§ **What the exercise asks**
Quote all of the entries word for word.

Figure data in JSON
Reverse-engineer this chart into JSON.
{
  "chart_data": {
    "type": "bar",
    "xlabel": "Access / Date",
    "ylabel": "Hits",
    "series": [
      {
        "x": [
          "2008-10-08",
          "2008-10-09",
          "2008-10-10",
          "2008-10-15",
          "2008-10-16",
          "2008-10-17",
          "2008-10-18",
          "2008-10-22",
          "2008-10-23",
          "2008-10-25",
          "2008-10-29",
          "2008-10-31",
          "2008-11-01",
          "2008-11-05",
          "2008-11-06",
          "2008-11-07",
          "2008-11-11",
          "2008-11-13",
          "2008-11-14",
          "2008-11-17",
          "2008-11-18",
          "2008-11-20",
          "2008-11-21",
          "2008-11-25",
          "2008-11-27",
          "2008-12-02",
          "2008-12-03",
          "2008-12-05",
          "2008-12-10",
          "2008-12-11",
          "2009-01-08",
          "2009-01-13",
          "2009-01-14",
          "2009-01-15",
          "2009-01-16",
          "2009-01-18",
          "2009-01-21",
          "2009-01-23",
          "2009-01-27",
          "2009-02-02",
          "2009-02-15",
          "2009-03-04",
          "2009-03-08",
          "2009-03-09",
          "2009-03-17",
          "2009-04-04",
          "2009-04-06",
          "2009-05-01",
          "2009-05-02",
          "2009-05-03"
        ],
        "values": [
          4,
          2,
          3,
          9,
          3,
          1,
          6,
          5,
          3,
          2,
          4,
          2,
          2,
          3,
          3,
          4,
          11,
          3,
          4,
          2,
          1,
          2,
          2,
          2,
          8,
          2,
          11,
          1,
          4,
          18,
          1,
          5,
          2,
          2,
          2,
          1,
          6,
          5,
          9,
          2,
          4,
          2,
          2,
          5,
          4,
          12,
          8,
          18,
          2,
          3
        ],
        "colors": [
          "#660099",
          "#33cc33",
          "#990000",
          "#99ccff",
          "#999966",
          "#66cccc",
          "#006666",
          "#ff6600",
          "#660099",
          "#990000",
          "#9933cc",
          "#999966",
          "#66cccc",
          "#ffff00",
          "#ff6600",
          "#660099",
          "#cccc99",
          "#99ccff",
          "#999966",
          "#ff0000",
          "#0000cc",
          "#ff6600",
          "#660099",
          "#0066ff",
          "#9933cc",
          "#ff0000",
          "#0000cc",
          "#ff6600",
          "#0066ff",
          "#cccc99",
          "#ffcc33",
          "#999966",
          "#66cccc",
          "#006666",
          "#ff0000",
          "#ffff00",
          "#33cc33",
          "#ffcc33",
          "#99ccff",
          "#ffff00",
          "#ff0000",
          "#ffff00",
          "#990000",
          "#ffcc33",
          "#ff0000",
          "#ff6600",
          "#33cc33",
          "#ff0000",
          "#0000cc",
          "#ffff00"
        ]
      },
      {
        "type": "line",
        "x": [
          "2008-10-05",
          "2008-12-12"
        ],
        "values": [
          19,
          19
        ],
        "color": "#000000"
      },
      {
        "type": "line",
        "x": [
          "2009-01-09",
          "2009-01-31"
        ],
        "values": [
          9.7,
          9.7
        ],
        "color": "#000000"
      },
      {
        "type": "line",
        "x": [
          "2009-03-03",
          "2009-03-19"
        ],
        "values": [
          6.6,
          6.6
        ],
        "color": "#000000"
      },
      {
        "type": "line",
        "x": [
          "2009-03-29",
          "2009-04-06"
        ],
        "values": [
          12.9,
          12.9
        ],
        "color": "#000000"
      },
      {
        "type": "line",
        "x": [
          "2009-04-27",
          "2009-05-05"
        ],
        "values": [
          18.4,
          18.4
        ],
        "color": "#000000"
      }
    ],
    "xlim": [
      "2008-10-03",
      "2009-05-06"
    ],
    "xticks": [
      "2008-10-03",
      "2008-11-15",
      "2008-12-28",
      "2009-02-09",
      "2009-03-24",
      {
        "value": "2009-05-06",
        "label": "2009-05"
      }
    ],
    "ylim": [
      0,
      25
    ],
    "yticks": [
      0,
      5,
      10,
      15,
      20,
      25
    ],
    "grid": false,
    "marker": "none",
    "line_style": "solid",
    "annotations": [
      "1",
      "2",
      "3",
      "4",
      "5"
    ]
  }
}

§ **Result for this exercise**
Reverse-engineer this chart into JSON.
{
  "chart_data": {
    "type": "bar",
    "xlabel": "Access / Date",
    "ylabel": "Hits",
    "series": [
      {
        "x": [
          "2008-10-08",
          "2008-10-09",
          "2008-10-10",
          "2008-10-15",
          "2008-10-16",
          "2008-10-17",
          "2008-10-18",
          "2008-10-22",
          "2008-10-23",
          "2008-10-25",
          "2008-10-29",
          "2008-10-31",
          "2008-11-01",
          "2008-11-05",
          "2008-11-06",
          "2008-11-07",
          "2008-11-11",
          "2008-11-13",
          "2008-11-14",
          "2008-11-17",
          "2008-11-18",
          "2008-11-20",
          "2008-11-21",
          "2008-11-25",
          "2008-11-27",
          "2008-12-02",
          "2008-12-03",
          "2008-12-05",
          "2008-12-10",
          "2008-12-11",
          "2009-01-08",
          "2009-01-13",
          "2009-01-14",
          "2009-01-15",
          "2009-01-16",
          "2009-01-18",
          "2009-01-21",
          "2009-01-23",
          "2009-01-27",
          "2009-02-02",
          "2009-02-15",
          "2009-03-04",
          "2009-03-08",
          "2009-03-09",
          "2009-03-17",
          "2009-04-04",
          "2009-04-06",
          "2009-05-01",
          "2009-05-02",
          "2009-05-03"
        ],
        "values": [
          4,
          2,
          3,
          9,
          3,
          1,
          6,
          5,
          3,
          2,
          4,
          2,
          2,
          3,
          3,
          4,
          11,
          3,
          4,
          2,
          1,
          2,
          2,
          2,
          8,
          2,
          11,
          1,
          4,
          18,
          1,
          5,
          2,
          2,
          2,
          1,
          6,
          5,
          9,
          2,
          4,
          2,
          2,
          5,
          4,
          12,
          8,
          18,
          2,
          3
        ],
        "colors": [
          "#660099",
          "#33cc33",
          "#990000",
          "#99ccff",
          "#999966",
          "#66cccc",
          "#006666",
          "#ff6600",
          "#660099",
          "#990000",
          "#9933cc",
          "#999966",
          "#66cccc",
          "#ffff00",
          "#ff6600",
          "#660099",
          "#cccc99",
          "#99ccff",
          "#999966",
          "#ff0000",
          "#0000cc",
          "#ff6600",
          "#660099",
          "#0066ff",
          "#9933cc",
          "#ff0000",
          "#0000cc",
          "#ff6600",
          "#0066ff",
          "#cccc99",
          "#ffcc33",
          "#999966",
          "#66cccc",
          "#006666",
          "#ff0000",
          "#ffff00",
          "#33cc33",
          "#ffcc33",
          "#99ccff",
          "#ffff00",
          "#ff0000",
          "#ffff00",
          "#990000",
          "#ffcc33",
          "#ff0000",
          "#ff6600",
          "#33cc33",
          "#ff0000",
          "#0000cc",
          "#ffff00"
        ]
      },
      {
        "type": "line",
        "x": [
          "2008-10-05",
          "2008-12-12"
        ],
        "values": [
          19,
          19
        ],
        "color": "#000000"
      },
      {
        "type": "line",
        "x": [
          "2009-01-09",
          "2009-01-31"
        ],
        "values": [
          9.7,
          9.7
        ],
        "color": "#000000"
      },
      {
        "type": "line",
        "x": [
          "2009-03-03",
          "2009-03-19"
        ],
        "values": [
          6.6,
          6.6
        ],
        "color": "#000000"
      },
      {
        "type": "line",
        "x": [
          "2009-03-29",
          "2009-04-06"
        ],
        "values": [
          12.9,
          12.9
        ],
        "color": "#000000"
      },
      {
        "type": "line",
        "x": [
          "2009-04-27",
          "2009-05-05"
        ],
        "values": [
          18.4,
          18.4
        ],
        "color": "#000000"
      }
    ],
    "xlim": [
      "2008-10-03",
      "2009-05-06"
    ],
    "xticks": [
      "2008-10-03",
      "2008-11-15",
      "2008-12-28",
      "2009-02-09",
      "2009-03-24",
      {
        "value": "2009-05-06",
        "label": "2009-05"
      }
    ],
    "ylim": [
      0,
      25
    ],
    "yticks": [
      0,
      5,
      10,
      15,
      20,
      25
    ],
    "grid": false,
    "marker": "none",
    "line_style": "solid",
    "annotations": [
      "1",
      "2",
      "3",
      "4",
      "5"
    ]
  }
}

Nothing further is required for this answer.